Selected extract >>
/---

China's Great Wall by Patrick Talty

It is probably safe to say that when many people think about China, they think of the Great Wall. I was certainly happy to gather some facts about this historic monument when I visited the site some years ago. I had been teaching at a Teachers' College in the south of China and the mid-summer vacation presented me with the opportunity to visit many sites of great antiquity, including the Great Wall. 

  I made my visit to the wall at an entry point adjacent to the outpost of Badaling. It runs through this area on a mountain ridge seventy-five kilometers north-west of China's capital, Beijing and it stands today as it was restored by the thirteen Ming emperors who ruled China from 1368 to 1644. That Dynasty restored the wall, but its construction was begun in the seventh century B.C. 

After Qin Shi Huang, first emperor of the Qin (Ch'in) Dynasty brought about the unification of China in 221 B.C., he linked up the existing fortifications of the Qin, Zhao and Yan kingdoms, thus forming a continuous wall. It now starts from the Shanai Pass in the east and ends in the west at a pass called Jiayu. On the way it crosses many mountains and valleys in five of China's northern provinces and two autonomous regions to cover a distance of six thousand kilometers.

\---

Stored records >>
/---

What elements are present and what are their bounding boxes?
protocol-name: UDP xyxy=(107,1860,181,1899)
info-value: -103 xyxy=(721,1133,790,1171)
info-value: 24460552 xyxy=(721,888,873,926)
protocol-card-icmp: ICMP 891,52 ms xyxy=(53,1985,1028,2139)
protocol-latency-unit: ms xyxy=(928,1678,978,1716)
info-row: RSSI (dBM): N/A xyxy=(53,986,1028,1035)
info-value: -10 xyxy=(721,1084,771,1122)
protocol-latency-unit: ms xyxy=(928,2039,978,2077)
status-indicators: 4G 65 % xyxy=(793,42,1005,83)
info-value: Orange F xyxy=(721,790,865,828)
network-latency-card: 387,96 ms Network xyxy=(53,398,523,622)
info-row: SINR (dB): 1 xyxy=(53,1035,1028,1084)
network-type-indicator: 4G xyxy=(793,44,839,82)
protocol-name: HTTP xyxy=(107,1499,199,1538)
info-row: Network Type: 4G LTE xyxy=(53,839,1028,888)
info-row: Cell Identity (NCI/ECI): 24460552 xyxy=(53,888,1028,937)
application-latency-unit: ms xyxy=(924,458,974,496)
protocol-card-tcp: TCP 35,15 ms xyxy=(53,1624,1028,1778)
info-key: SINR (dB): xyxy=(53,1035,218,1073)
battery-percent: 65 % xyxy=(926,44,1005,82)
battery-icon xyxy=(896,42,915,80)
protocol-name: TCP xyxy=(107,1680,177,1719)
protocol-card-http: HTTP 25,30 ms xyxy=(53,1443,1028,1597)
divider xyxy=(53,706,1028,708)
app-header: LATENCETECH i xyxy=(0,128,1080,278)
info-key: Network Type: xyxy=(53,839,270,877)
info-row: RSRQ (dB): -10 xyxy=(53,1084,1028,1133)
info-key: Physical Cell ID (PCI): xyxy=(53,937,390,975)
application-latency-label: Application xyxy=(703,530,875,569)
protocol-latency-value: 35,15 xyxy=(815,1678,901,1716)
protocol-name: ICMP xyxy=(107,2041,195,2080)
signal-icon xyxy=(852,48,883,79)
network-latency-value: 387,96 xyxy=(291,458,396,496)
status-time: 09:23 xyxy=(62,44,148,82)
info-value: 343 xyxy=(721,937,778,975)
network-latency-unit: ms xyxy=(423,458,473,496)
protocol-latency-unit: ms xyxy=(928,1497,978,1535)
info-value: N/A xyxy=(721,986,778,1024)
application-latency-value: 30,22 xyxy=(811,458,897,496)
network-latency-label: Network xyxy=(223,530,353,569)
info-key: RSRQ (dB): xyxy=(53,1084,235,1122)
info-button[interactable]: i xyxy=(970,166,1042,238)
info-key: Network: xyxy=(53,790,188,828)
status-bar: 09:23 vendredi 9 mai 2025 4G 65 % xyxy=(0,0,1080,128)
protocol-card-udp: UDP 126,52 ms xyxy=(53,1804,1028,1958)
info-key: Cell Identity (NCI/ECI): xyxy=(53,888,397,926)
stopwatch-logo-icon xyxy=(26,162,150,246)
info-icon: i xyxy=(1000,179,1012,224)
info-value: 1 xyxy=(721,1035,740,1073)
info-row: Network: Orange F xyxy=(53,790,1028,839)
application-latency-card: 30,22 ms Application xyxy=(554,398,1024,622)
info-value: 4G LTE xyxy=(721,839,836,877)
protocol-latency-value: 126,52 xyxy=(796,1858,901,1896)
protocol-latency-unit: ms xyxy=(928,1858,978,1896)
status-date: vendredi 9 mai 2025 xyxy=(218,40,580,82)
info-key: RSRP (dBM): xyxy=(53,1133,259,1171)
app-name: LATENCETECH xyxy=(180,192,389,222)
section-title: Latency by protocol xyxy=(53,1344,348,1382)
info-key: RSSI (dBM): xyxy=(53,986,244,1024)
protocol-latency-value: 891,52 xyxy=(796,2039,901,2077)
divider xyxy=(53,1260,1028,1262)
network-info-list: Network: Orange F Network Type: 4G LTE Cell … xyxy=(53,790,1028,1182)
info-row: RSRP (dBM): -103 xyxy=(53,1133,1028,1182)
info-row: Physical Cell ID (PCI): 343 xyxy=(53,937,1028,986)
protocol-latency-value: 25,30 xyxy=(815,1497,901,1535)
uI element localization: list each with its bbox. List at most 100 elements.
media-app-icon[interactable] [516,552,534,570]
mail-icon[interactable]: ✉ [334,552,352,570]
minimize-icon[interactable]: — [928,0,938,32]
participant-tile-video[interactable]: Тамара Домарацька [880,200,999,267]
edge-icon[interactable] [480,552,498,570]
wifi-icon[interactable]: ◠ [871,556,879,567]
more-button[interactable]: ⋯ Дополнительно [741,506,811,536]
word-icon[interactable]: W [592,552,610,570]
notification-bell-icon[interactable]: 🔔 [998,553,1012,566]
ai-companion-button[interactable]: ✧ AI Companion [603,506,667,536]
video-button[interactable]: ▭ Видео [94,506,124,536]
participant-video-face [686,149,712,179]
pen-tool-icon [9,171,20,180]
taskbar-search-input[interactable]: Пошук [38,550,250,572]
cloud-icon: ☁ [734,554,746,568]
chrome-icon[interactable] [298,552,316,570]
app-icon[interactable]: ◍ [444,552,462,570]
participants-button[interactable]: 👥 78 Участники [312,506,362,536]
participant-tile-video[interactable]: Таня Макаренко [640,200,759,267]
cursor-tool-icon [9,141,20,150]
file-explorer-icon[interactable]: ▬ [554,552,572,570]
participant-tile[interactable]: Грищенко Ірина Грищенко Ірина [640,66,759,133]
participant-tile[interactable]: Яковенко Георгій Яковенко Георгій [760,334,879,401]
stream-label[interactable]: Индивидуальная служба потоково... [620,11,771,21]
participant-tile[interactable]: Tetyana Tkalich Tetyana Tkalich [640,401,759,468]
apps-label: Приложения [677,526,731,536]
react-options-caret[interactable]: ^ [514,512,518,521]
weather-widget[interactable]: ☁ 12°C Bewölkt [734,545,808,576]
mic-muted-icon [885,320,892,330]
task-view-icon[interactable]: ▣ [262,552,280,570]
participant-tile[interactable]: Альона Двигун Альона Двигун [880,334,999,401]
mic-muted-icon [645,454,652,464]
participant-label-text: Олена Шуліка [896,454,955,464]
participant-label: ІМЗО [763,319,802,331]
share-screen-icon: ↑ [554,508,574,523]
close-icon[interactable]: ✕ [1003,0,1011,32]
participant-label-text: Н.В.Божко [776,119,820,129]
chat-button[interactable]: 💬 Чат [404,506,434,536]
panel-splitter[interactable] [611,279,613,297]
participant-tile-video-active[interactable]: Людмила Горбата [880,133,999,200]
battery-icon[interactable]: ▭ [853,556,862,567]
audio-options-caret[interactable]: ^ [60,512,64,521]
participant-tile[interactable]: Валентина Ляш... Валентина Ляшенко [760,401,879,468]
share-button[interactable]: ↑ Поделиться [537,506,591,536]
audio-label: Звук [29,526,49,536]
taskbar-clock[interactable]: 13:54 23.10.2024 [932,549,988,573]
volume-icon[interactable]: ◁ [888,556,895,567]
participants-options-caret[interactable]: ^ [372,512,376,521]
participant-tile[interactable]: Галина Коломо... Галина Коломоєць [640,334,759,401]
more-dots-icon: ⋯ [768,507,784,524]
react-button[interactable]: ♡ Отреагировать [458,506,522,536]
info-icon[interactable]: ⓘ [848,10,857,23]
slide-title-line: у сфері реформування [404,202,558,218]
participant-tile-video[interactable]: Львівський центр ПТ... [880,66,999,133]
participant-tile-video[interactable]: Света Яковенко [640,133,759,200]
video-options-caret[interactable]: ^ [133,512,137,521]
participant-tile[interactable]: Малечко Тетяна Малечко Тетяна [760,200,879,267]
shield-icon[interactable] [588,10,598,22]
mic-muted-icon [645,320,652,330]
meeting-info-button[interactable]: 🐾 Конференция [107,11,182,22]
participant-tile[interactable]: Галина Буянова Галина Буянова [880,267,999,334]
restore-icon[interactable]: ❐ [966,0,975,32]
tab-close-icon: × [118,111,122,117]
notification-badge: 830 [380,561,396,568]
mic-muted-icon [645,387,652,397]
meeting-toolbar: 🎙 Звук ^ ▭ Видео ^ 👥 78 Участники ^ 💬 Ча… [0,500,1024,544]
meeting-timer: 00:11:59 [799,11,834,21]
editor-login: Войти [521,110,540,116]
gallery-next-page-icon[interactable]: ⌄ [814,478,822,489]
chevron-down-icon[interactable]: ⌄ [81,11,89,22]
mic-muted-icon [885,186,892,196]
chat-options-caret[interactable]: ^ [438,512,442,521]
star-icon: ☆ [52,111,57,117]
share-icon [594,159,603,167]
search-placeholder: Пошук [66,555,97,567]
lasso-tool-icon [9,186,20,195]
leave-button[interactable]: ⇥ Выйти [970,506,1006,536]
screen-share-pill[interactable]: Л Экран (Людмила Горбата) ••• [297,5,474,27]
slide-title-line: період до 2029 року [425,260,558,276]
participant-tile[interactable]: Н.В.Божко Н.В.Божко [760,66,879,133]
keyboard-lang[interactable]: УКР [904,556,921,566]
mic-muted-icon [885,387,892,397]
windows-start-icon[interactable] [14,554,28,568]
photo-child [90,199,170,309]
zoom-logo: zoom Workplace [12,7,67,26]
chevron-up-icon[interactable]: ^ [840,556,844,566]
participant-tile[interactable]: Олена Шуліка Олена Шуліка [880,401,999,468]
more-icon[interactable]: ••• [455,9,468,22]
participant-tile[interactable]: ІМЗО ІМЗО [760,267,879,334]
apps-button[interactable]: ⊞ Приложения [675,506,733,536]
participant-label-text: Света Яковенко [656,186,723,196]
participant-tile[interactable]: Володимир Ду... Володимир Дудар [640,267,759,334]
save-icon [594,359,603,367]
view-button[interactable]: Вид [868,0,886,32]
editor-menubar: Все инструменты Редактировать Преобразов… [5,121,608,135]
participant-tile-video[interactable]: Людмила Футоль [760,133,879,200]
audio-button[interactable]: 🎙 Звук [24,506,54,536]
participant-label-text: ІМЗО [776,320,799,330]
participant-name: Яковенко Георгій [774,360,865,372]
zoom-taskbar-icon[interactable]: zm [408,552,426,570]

\---

Goal 1 >>
Reproduce the Great Wall essay starting at "I made my visit" and ending at "seventh century B.C.", swapping "Badaling" for "Mutianyu".
Goal 2 >>
In the Great Wall essay, what total distance does the wall cover?

Task answer 1 >>
I made my visit to the wall at an entry point adjacent to the outpost of Mutianyu. It runs through this area on a mountain ridge seventy-five kilometers north-west of China's capital, Beijing and it stands today as it was restored by the thirteen Ming emperors who ruled China from 1368 to 1644. That Dynasty restored the wall, but its construction was begun in the seventh century B.C.

Task answer 2 >>
Six thousand kilometers.